**EXERCISE DIRECTIONS**
Retype all of the data exactly as given.

**ENTRIES SUPPLIED**

# # # #

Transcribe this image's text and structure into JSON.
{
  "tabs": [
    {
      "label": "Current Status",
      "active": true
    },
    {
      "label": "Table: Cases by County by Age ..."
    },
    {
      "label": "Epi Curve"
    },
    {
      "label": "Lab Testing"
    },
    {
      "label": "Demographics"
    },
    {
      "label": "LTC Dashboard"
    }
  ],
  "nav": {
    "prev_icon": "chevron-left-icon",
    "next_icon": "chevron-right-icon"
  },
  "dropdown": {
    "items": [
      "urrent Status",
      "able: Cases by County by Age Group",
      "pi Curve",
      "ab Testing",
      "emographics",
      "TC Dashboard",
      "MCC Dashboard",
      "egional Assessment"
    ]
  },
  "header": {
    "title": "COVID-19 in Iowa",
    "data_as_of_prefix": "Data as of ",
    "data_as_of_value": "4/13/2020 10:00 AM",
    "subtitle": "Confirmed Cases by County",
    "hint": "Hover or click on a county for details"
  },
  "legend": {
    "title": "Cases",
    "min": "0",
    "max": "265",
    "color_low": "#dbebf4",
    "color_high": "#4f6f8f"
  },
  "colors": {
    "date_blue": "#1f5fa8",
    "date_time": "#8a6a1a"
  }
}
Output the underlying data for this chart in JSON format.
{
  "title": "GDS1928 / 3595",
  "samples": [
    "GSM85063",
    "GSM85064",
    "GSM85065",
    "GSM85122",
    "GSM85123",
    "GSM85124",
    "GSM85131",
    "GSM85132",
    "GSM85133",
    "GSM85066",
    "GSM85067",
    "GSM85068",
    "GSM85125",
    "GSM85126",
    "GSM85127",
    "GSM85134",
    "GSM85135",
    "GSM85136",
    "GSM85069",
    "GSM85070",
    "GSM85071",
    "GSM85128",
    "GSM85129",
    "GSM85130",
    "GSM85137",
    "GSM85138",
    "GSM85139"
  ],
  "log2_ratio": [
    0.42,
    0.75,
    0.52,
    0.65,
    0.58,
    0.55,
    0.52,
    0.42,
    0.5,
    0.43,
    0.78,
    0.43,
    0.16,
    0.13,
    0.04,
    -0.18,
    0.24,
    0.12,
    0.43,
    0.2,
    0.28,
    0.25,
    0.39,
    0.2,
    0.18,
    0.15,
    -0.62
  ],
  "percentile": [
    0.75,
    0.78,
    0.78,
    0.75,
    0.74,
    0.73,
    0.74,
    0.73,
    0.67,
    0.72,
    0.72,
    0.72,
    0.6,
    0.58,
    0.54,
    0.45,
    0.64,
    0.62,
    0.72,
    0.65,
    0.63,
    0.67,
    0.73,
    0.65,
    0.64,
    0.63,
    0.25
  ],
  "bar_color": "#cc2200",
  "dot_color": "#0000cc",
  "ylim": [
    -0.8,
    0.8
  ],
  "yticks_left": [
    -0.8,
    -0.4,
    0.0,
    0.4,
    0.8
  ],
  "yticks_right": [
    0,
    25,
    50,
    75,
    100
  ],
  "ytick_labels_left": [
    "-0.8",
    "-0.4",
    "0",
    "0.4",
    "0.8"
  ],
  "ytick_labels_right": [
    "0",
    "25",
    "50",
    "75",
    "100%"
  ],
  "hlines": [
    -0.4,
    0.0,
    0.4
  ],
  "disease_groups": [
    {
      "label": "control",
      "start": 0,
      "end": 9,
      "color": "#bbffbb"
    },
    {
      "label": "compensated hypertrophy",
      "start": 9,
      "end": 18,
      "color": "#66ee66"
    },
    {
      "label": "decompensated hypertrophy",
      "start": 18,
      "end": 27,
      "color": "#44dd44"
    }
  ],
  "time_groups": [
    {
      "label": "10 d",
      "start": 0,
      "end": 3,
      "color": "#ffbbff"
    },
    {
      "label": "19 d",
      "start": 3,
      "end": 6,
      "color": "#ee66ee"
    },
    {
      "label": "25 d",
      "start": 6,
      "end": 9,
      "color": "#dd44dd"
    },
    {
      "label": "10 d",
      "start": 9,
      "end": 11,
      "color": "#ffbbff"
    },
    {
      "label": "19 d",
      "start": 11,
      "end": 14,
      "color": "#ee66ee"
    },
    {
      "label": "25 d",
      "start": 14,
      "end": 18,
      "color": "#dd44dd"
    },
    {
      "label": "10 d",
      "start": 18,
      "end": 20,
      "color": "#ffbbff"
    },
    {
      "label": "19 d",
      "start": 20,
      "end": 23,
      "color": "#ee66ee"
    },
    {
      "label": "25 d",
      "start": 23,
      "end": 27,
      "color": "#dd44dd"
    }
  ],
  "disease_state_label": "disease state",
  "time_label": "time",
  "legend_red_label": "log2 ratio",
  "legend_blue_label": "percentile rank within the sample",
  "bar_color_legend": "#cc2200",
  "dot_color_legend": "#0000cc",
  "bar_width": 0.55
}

# # # #

**RESULT OF THIS EXERCISE**
Transcribe this image's text and structure into JSON.
{
  "tabs": [
    {
      "label": "Current Status",
      "active": true
    },
    {
      "label": "Table: Cases by County by Age ..."
    },
    {
      "label": "Epi Curve"
    },
    {
      "label": "Lab Testing"
    },
    {
      "label": "Demographics"
    },
    {
      "label": "LTC Dashboard"
    }
  ],
  "nav": {
    "prev_icon": "chevron-left-icon",
    "next_icon": "chevron-right-icon"
  },
  "dropdown": {
    "items": [
      "urrent Status",
      "able: Cases by County by Age Group",
      "pi Curve",
      "ab Testing",
      "emographics",
      "TC Dashboard",
      "MCC Dashboard",
      "egional Assessment"
    ]
  },
  "header": {
    "title": "COVID-19 in Iowa",
    "data_as_of_prefix": "Data as of ",
    "data_as_of_value": "4/13/2020 10:00 AM",
    "subtitle": "Confirmed Cases by County",
    "hint": "Hover or click on a county for details"
  },
  "legend": {
    "title": "Cases",
    "min": "0",
    "max": "265",
    "color_low": "#dbebf4",
    "color_high": "#4f6f8f"
  },
  "colors": {
    "date_blue": "#1f5fa8",
    "date_time": "#8a6a1a"
  }
}
Output the underlying data for this chart in JSON format.
{
  "title": "GDS1928 / 3595",
  "samples": [
    "GSM85063",
    "GSM85064",
    "GSM85065",
    "GSM85122",
    "GSM85123",
    "GSM85124",
    "GSM85131",
    "GSM85132",
    "GSM85133",
    "GSM85066",
    "GSM85067",
    "GSM85068",
    "GSM85125",
    "GSM85126",
    "GSM85127",
    "GSM85134",
    "GSM85135",
    "GSM85136",
    "GSM85069",
    "GSM85070",
    "GSM85071",
    "GSM85128",
    "GSM85129",
    "GSM85130",
    "GSM85137",
    "GSM85138",
    "GSM85139"
  ],
  "log2_ratio": [
    0.42,
    0.75,
    0.52,
    0.65,
    0.58,
    0.55,
    0.52,
    0.42,
    0.5,
    0.43,
    0.78,
    0.43,
    0.16,
    0.13,
    0.04,
    -0.18,
    0.24,
    0.12,
    0.43,
    0.2,
    0.28,
    0.25,
    0.39,
    0.2,
    0.18,
    0.15,
    -0.62
  ],
  "percentile": [
    0.75,
    0.78,
    0.78,
    0.75,
    0.74,
    0.73,
    0.74,
    0.73,
    0.67,
    0.72,
    0.72,
    0.72,
    0.6,
    0.58,
    0.54,
    0.45,
    0.64,
    0.62,
    0.72,
    0.65,
    0.63,
    0.67,
    0.73,
    0.65,
    0.64,
    0.63,
    0.25
  ],
  "bar_color": "#cc2200",
  "dot_color": "#0000cc",
  "ylim": [
    -0.8,
    0.8
  ],
  "yticks_left": [
    -0.8,
    -0.4,
    0.0,
    0.4,
    0.8
  ],
  "yticks_right": [
    0,
    25,
    50,
    75,
    100
  ],
  "ytick_labels_left": [
    "-0.8",
    "-0.4",
    "0",
    "0.4",
    "0.8"
  ],
  "ytick_labels_right": [
    "0",
    "25",
    "50",
    "75",
    "100%"
  ],
  "hlines": [
    -0.4,
    0.0,
    0.4
  ],
  "disease_groups": [
    {
      "label": "control",
      "start": 0,
      "end": 9,
      "color": "#bbffbb"
    },
    {
      "label": "compensated hypertrophy",
      "start": 9,
      "end": 18,
      "color": "#66ee66"
    },
    {
      "label": "decompensated hypertrophy",
      "start": 18,
      "end": 27,
      "color": "#44dd44"
    }
  ],
  "time_groups": [
    {
      "label": "10 d",
      "start": 0,
      "end": 3,
      "color": "#ffbbff"
    },
    {
      "label": "19 d",
      "start": 3,
      "end": 6,
      "color": "#ee66ee"
    },
    {
      "label": "25 d",
      "start": 6,
      "end": 9,
      "color": "#dd44dd"
    },
    {
      "label": "10 d",
      "start": 9,
      "end": 11,
      "color": "#ffbbff"
    },
    {
      "label": "19 d",
      "start": 11,
      "end": 14,
      "color": "#ee66ee"
    },
    {
      "label": "25 d",
      "start": 14,
      "end": 18,
      "color": "#dd44dd"
    },
    {
      "label": "10 d",
      "start": 18,
      "end": 20,
      "color": "#ffbbff"
    },
    {
      "label": "19 d",
      "start": 20,
      "end": 23,
      "color": "#ee66ee"
    },
    {
      "label": "25 d",
      "start": 23,
      "end": 27,
      "color": "#dd44dd"
    }
  ],
  "disease_state_label": "disease state",
  "time_label": "time",
  "legend_red_label": "log2 ratio",
  "legend_blue_label": "percentile rank within the sample",
  "bar_color_legend": "#cc2200",
  "dot_color_legend": "#0000cc",
  "bar_width": 0.55
}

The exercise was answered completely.